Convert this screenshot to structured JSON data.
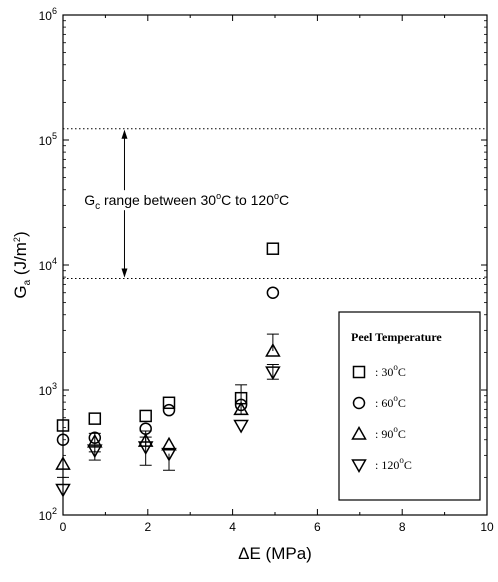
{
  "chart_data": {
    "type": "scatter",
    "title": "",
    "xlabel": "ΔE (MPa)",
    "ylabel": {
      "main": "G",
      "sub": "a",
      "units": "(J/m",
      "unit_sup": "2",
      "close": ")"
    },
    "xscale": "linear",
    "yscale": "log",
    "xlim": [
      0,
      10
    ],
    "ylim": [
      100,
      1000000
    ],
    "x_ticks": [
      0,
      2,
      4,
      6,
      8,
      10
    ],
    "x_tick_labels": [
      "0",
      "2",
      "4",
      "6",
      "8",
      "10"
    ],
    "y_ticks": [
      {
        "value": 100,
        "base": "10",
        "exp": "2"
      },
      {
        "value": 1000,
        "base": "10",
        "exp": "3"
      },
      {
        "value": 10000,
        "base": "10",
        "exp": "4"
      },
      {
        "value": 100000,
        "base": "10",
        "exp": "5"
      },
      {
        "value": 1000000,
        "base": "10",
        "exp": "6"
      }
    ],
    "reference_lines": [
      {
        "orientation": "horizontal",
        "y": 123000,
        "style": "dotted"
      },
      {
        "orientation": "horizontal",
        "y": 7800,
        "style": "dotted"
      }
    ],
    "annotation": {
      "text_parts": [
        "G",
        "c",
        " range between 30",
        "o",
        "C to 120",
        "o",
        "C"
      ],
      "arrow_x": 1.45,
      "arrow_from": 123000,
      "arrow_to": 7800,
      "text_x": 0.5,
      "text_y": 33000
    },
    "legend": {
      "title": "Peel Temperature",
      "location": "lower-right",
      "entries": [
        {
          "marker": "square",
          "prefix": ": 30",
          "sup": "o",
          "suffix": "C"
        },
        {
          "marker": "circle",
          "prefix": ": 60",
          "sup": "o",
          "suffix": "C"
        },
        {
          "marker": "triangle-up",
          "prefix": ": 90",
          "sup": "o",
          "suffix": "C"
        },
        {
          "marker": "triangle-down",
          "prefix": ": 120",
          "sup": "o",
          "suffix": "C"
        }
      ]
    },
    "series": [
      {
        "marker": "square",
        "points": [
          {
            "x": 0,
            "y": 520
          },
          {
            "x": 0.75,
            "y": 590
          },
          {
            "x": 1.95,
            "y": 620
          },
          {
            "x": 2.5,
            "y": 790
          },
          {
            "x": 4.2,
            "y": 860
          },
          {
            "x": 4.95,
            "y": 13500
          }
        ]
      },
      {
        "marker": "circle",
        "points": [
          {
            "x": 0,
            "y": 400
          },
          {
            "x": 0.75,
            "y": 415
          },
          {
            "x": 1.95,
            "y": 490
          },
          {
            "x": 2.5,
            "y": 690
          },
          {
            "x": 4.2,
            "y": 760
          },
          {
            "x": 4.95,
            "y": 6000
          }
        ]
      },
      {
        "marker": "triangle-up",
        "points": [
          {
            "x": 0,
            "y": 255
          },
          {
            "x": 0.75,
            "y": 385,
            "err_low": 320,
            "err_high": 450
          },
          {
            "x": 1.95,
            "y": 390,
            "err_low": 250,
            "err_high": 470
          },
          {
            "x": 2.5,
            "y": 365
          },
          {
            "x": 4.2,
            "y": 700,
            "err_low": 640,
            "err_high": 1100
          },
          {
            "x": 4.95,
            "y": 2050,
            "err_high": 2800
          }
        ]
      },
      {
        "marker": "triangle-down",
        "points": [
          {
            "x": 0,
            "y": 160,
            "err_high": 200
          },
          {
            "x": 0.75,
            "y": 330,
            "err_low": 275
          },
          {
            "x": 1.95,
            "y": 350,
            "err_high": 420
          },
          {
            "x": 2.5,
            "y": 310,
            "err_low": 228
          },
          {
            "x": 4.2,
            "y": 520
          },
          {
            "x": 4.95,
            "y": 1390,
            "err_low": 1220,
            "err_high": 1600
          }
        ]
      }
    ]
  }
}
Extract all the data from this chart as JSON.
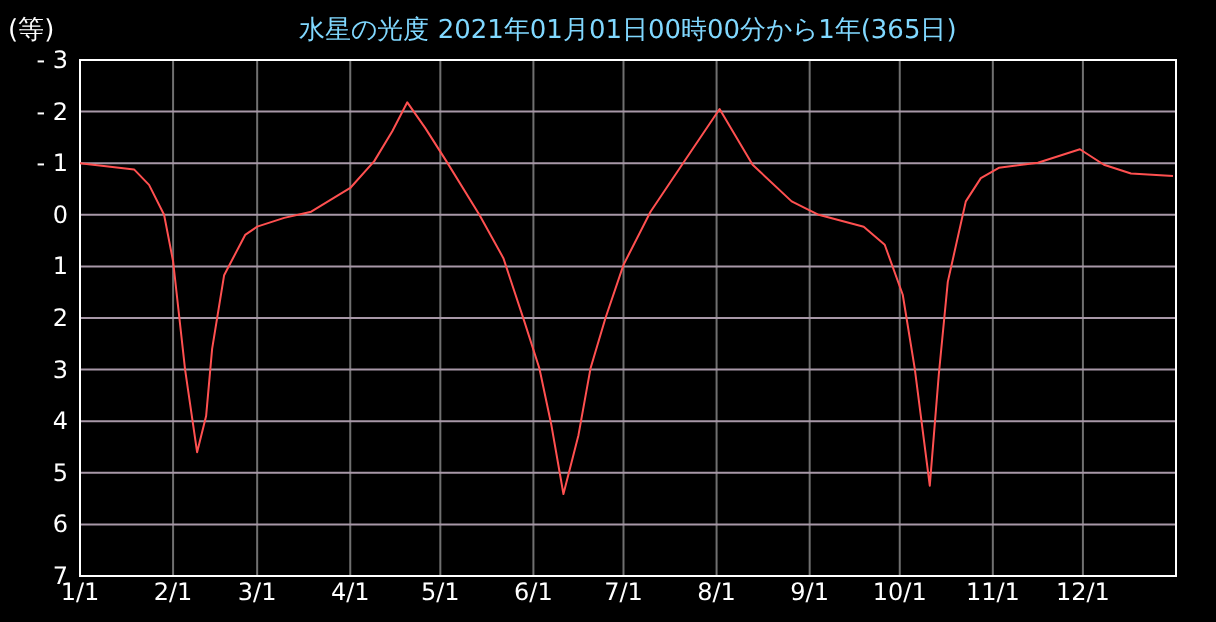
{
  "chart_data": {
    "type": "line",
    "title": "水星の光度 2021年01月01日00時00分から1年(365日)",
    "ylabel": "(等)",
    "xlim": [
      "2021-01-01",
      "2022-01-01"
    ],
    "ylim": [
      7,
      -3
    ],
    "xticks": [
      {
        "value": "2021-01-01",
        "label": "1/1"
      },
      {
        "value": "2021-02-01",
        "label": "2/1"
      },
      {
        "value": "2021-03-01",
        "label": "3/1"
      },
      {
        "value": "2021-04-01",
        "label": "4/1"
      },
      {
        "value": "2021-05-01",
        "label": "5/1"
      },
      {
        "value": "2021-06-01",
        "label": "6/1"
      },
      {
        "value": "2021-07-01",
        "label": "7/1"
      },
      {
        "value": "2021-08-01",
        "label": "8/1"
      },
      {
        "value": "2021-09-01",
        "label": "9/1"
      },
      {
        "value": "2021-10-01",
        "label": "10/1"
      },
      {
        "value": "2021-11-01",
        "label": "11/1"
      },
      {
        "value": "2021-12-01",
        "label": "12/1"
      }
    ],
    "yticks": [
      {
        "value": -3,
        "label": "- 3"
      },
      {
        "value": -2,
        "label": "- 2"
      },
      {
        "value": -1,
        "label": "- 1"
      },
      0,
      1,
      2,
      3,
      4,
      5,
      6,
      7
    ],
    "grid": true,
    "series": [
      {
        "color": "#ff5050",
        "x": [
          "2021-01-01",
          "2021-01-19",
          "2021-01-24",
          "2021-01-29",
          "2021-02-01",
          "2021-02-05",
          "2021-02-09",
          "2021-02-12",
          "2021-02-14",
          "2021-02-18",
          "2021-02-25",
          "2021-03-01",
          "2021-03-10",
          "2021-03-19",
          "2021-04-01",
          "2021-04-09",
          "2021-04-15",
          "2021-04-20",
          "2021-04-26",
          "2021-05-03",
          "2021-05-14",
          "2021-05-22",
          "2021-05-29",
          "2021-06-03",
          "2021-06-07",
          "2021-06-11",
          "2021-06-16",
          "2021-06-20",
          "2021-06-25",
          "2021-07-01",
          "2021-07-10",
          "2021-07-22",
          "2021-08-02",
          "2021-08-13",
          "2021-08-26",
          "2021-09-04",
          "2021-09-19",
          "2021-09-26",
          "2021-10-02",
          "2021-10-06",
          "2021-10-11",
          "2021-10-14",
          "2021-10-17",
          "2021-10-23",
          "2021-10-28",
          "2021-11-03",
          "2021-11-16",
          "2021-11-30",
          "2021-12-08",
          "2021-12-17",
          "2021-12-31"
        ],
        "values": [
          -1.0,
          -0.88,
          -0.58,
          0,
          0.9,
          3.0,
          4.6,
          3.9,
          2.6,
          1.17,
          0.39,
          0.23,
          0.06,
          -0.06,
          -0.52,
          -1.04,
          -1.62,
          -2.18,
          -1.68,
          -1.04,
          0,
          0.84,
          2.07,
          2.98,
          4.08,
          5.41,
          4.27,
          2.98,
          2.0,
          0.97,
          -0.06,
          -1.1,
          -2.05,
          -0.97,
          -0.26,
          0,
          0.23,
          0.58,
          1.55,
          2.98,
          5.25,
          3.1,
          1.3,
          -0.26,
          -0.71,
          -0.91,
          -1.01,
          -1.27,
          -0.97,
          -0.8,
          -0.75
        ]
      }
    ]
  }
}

════

Your objective
Restate the records above in full, word for word. Keep pictures out.

Written answer
Convert this screenshot to structured JSON data.
{
  "chart_data": {
    "type": "scatter",
    "title": "",
    "xlabel": "ΔE (MPa)",
    "ylabel": {
      "main": "G",
      "sub": "a",
      "units": "(J/m",
      "unit_sup": "2",
      "close": ")"
    },
    "xscale": "linear",
    "yscale": "log",
    "xlim": [
      0,
      10
    ],
    "ylim": [
      100,
      1000000
    ],
    "x_ticks": [
      0,
      2,
      4,
      6,
      8,
      10
    ],
    "x_tick_labels": [
      "0",
      "2",
      "4",
      "6",
      "8",
      "10"
    ],
    "y_ticks": [
      {
        "value": 100,
        "base": "10",
        "exp": "2"
      },
      {
        "value": 1000,
        "base": "10",
        "exp": "3"
      },
      {
        "value": 10000,
        "base": "10",
        "exp": "4"
      },
      {
        "value": 100000,
        "base": "10",
        "exp": "5"
      },
      {
        "value": 1000000,
        "base": "10",
        "exp": "6"
      }
    ],
    "reference_lines": [
      {
        "orientation": "horizontal",
        "y": 123000,
        "style": "dotted"
      },
      {
        "orientation": "horizontal",
        "y": 7800,
        "style": "dotted"
      }
    ],
    "annotation": {
      "text_parts": [
        "G",
        "c",
        " range between 30",
        "o",
        "C to 120",
        "o",
        "C"
      ],
      "arrow_x": 1.45,
      "arrow_from": 123000,
      "arrow_to": 7800,
      "text_x": 0.5,
      "text_y": 33000
    },
    "legend": {
      "title": "Peel Temperature",
      "location": "lower-right",
      "entries": [
        {
          "marker": "square",
          "prefix": ": 30",
          "sup": "o",
          "suffix": "C"
        },
        {
          "marker": "circle",
          "prefix": ": 60",
          "sup": "o",
          "suffix": "C"
        },
        {
          "marker": "triangle-up",
          "prefix": ": 90",
          "sup": "o",
          "suffix": "C"
        },
        {
          "marker": "triangle-down",
          "prefix": ": 120",
          "sup": "o",
          "suffix": "C"
        }
      ]
    },
    "series": [
      {
        "marker": "square",
        "points": [
          {
            "x": 0,
            "y": 520
          },
          {
            "x": 0.75,
            "y": 590
          },
          {
            "x": 1.95,
            "y": 620
          },
          {
            "x": 2.5,
            "y": 790
          },
          {
            "x": 4.2,
            "y": 860
          },
          {
            "x": 4.95,
            "y": 13500
          }
        ]
      },
      {
        "marker": "circle",
        "points": [
          {
            "x": 0,
            "y": 400
          },
          {
            "x": 0.75,
            "y": 415
          },
          {
            "x": 1.95,
            "y": 490
          },
          {
            "x": 2.5,
            "y": 690
          },
          {
            "x": 4.2,
            "y": 760
          },
          {
            "x": 4.95,
            "y": 6000
          }
        ]
      },
      {
        "marker": "triangle-up",
        "points": [
          {
            "x": 0,
            "y": 255
          },
          {
            "x": 0.75,
            "y": 385,
            "err_low": 320,
            "err_high": 450
          },
          {
            "x": 1.95,
            "y": 390,
            "err_low": 250,
            "err_high": 470
          },
          {
            "x": 2.5,
            "y": 365
          },
          {
            "x": 4.2,
            "y": 700,
            "err_low": 640,
            "err_high": 1100
          },
          {
            "x": 4.95,
            "y": 2050,
            "err_high": 2800
          }
        ]
      },
      {
        "marker": "triangle-down",
        "points": [
          {
            "x": 0,
            "y": 160,
            "err_high": 200
          },
          {
            "x": 0.75,
            "y": 330,
            "err_low": 275
          },
          {
            "x": 1.95,
            "y": 350,
            "err_high": 420
          },
          {
            "x": 2.5,
            "y": 310,
            "err_low": 228
          },
          {
            "x": 4.2,
            "y": 520
          },
          {
            "x": 4.95,
            "y": 1390,
            "err_low": 1220,
            "err_high": 1600
          }
        ]
      }
    ]
  }
}
Extract all the data from this chart as JSON.
{
  "chart_data": {
    "type": "line",
    "title": "水星の光度 2021年01月01日00時00分から1年(365日)",
    "ylabel": "(等)",
    "xlim": [
      "2021-01-01",
      "2022-01-01"
    ],
    "ylim": [
      7,
      -3
    ],
    "xticks": [
      {
        "value": "2021-01-01",
        "label": "1/1"
      },
      {
        "value": "2021-02-01",
        "label": "2/1"
      },
      {
        "value": "2021-03-01",
        "label": "3/1"
      },
      {
        "value": "2021-04-01",
        "label": "4/1"
      },
      {
        "value": "2021-05-01",
        "label": "5/1"
      },
      {
        "value": "2021-06-01",
        "label": "6/1"
      },
      {
        "value": "2021-07-01",
        "label": "7/1"
      },
      {
        "value": "2021-08-01",
        "label": "8/1"
      },
      {
        "value": "2021-09-01",
        "label": "9/1"
      },
      {
        "value": "2021-10-01",
        "label": "10/1"
      },
      {
        "value": "2021-11-01",
        "label": "11/1"
      },
      {
        "value": "2021-12-01",
        "label": "12/1"
      }
    ],
    "yticks": [
      {
        "value": -3,
        "label": "- 3"
      },
      {
        "value": -2,
        "label": "- 2"
      },
      {
        "value": -1,
        "label": "- 1"
      },
      0,
      1,
      2,
      3,
      4,
      5,
      6,
      7
    ],
    "grid": true,
    "series": [
      {
        "color": "#ff5050",
        "x": [
          "2021-01-01",
          "2021-01-19",
          "2021-01-24",
          "2021-01-29",
          "2021-02-01",
          "2021-02-05",
          "2021-02-09",
          "2021-02-12",
          "2021-02-14",
          "2021-02-18",
          "2021-02-25",
          "2021-03-01",
          "2021-03-10",
          "2021-03-19",
          "2021-04-01",
          "2021-04-09",
          "2021-04-15",
          "2021-04-20",
          "2021-04-26",
          "2021-05-03",
          "2021-05-14",
          "2021-05-22",
          "2021-05-29",
          "2021-06-03",
          "2021-06-07",
          "2021-06-11",
          "2021-06-16",
          "2021-06-20",
          "2021-06-25",
          "2021-07-01",
          "2021-07-10",
          "2021-07-22",
          "2021-08-02",
          "2021-08-13",
          "2021-08-26",
          "2021-09-04",
          "2021-09-19",
          "2021-09-26",
          "2021-10-02",
          "2021-10-06",
          "2021-10-11",
          "2021-10-14",
          "2021-10-17",
          "2021-10-23",
          "2021-10-28",
          "2021-11-03",
          "2021-11-16",
          "2021-11-30",
          "2021-12-08",
          "2021-12-17",
          "2021-12-31"
        ],
        "values": [
          -1.0,
          -0.88,
          -0.58,
          0,
          0.9,
          3.0,
          4.6,
          3.9,
          2.6,
          1.17,
          0.39,
          0.23,
          0.06,
          -0.06,
          -0.52,
          -1.04,
          -1.62,
          -2.18,
          -1.68,
          -1.04,
          0,
          0.84,
          2.07,
          2.98,
          4.08,
          5.41,
          4.27,
          2.98,
          2.0,
          0.97,
          -0.06,
          -1.1,
          -2.05,
          -0.97,
          -0.26,
          0,
          0.23,
          0.58,
          1.55,
          2.98,
          5.25,
          3.1,
          1.3,
          -0.26,
          -0.71,
          -0.91,
          -1.01,
          -1.27,
          -0.97,
          -0.8,
          -0.75
        ]
      }
    ]
  }
}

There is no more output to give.